Stored data entries
══════════
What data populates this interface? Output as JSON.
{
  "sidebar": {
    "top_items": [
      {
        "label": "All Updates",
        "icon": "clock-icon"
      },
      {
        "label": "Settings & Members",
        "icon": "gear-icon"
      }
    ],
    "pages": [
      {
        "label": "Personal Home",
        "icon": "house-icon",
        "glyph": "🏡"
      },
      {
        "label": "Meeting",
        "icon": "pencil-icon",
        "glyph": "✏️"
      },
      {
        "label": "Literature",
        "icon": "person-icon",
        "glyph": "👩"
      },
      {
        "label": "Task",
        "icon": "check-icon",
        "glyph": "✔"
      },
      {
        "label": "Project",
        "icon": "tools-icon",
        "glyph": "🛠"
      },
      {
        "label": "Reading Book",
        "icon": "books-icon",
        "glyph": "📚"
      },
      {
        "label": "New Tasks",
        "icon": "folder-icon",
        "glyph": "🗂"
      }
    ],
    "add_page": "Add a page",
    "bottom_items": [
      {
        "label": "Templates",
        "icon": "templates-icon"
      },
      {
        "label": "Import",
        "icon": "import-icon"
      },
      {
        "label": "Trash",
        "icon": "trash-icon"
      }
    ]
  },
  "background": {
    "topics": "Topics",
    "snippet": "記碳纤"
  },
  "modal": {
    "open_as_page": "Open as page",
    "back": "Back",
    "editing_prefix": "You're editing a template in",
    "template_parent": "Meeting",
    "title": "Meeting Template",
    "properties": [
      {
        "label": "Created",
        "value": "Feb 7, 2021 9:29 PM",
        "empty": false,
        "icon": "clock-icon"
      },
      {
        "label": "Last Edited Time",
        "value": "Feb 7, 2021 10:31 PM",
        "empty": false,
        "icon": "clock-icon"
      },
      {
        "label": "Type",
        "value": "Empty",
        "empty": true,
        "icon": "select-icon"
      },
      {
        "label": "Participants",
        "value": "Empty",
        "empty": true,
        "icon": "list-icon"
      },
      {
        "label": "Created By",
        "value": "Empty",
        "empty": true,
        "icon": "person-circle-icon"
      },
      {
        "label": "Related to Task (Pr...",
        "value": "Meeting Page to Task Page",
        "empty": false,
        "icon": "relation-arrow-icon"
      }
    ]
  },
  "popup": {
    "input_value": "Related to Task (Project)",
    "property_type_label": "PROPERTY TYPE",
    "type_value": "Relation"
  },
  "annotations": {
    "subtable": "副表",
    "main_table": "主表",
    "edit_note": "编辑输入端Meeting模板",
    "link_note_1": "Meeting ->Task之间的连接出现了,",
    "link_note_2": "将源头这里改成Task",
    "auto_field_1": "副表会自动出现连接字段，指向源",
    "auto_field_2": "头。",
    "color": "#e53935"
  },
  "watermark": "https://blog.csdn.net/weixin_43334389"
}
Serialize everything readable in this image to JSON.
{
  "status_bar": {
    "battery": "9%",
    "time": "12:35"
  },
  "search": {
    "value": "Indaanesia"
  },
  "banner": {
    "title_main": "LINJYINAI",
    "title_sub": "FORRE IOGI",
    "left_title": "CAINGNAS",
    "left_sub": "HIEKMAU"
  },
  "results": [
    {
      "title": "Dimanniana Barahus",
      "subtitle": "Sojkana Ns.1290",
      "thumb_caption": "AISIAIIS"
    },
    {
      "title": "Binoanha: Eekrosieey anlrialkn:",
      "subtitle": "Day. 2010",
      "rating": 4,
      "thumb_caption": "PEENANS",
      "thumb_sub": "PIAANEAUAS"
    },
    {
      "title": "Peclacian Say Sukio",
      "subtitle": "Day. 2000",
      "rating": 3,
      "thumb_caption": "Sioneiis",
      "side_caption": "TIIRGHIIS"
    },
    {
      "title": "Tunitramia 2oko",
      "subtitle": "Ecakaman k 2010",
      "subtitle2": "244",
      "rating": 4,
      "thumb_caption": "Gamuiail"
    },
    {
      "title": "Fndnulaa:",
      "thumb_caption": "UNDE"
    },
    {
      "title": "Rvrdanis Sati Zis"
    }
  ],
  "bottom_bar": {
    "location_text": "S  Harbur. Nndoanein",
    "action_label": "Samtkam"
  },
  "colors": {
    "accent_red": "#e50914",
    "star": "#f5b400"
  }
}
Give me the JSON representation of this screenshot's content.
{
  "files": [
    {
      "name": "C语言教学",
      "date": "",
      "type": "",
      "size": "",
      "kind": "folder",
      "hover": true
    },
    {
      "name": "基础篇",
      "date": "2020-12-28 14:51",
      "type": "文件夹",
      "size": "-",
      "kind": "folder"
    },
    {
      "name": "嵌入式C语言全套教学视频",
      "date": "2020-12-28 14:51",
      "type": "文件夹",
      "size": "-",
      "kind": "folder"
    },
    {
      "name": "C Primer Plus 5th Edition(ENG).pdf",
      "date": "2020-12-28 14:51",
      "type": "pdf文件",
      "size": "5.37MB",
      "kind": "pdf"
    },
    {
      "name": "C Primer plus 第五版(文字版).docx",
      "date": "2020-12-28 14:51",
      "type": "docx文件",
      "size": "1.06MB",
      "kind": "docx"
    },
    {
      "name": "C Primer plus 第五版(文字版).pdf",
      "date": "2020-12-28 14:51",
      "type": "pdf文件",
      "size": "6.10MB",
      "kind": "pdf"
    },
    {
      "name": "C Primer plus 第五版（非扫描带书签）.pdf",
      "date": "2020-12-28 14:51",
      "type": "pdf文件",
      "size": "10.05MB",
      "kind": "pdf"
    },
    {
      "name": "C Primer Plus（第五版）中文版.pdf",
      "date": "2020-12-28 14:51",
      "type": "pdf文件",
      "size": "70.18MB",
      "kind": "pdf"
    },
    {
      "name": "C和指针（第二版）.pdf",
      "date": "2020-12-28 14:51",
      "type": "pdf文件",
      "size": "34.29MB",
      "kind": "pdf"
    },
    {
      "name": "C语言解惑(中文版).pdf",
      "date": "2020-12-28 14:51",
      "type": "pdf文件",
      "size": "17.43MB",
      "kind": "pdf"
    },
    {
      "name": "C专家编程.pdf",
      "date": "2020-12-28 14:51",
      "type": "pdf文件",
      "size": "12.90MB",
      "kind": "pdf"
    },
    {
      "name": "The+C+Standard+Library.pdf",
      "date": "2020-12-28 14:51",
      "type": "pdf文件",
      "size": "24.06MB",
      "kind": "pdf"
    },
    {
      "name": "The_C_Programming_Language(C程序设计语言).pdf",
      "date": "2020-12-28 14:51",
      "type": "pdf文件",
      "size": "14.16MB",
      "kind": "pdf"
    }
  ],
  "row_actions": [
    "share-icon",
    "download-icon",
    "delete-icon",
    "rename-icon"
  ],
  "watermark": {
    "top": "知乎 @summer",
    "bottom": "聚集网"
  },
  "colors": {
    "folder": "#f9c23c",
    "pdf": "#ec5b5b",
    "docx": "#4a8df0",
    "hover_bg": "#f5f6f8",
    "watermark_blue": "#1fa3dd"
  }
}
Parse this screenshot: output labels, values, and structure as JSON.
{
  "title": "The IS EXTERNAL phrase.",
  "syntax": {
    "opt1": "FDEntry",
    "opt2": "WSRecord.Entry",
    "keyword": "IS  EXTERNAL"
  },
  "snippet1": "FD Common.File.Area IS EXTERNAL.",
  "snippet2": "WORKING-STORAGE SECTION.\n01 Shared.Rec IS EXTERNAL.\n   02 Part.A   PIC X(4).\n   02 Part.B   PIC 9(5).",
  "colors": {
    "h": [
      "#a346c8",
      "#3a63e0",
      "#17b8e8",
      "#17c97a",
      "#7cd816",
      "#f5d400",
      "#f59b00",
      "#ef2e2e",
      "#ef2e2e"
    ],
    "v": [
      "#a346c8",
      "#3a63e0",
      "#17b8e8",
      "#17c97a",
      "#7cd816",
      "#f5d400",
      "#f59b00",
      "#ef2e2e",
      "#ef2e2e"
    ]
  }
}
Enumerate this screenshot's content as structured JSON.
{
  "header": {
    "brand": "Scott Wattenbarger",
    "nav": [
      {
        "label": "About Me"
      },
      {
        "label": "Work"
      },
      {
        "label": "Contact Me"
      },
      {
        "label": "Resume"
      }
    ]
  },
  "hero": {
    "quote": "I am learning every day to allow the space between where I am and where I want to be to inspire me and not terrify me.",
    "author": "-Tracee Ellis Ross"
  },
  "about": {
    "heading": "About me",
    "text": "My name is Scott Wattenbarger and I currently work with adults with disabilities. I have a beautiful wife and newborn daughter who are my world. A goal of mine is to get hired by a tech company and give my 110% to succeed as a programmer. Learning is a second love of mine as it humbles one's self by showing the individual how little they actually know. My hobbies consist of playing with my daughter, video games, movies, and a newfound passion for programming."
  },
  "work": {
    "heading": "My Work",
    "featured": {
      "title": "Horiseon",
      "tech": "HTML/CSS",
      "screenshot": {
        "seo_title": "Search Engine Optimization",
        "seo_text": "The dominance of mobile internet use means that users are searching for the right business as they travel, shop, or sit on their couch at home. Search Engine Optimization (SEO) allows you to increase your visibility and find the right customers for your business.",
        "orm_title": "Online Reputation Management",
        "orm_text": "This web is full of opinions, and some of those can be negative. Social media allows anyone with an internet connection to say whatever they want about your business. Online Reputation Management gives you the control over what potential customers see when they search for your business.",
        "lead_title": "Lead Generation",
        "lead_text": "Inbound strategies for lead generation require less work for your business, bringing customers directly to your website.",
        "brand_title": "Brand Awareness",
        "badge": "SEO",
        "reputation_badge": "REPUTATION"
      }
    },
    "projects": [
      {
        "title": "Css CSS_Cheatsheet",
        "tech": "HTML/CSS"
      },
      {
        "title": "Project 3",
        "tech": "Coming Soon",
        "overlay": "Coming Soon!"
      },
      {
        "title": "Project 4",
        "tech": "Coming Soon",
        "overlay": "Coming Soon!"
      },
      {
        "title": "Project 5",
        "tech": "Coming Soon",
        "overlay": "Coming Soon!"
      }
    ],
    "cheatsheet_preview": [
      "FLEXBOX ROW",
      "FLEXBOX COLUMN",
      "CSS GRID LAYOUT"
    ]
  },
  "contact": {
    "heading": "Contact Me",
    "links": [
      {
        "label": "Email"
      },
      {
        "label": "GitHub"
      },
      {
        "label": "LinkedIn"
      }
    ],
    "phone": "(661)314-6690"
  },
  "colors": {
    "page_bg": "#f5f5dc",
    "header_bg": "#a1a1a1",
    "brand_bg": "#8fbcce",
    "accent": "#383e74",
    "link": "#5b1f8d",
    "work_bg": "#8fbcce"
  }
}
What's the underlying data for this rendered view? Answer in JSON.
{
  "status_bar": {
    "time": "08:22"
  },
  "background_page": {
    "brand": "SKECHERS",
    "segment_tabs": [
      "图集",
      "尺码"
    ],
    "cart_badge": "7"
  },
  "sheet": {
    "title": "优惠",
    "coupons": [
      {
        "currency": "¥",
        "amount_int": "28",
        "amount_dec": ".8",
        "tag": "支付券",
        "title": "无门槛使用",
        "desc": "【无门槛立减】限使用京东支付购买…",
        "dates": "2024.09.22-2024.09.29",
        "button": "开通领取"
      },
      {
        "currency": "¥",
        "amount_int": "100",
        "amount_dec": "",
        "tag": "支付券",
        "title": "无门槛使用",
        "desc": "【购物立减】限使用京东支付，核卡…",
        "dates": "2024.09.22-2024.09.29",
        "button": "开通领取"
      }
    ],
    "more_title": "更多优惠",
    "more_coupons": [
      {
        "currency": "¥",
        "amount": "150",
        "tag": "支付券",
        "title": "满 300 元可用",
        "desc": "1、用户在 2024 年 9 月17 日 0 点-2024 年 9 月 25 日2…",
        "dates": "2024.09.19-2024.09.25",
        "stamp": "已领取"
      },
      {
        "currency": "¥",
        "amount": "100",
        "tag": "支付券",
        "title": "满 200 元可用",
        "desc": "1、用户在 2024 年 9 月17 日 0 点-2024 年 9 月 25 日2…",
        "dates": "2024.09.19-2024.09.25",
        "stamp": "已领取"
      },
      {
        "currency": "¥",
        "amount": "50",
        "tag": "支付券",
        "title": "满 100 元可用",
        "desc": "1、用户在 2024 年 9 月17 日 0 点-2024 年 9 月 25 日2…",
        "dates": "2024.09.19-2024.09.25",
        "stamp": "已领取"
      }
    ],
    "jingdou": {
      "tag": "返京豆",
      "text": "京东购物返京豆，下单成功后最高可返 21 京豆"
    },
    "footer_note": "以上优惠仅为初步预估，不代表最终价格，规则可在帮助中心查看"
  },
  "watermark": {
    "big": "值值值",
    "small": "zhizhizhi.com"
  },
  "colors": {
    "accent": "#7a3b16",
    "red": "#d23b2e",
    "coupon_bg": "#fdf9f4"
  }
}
══════════
What is the number of lines in the data that hold the word "Engine"? Reply with that number and nothing else.

> **WORKED SOLUTION**
2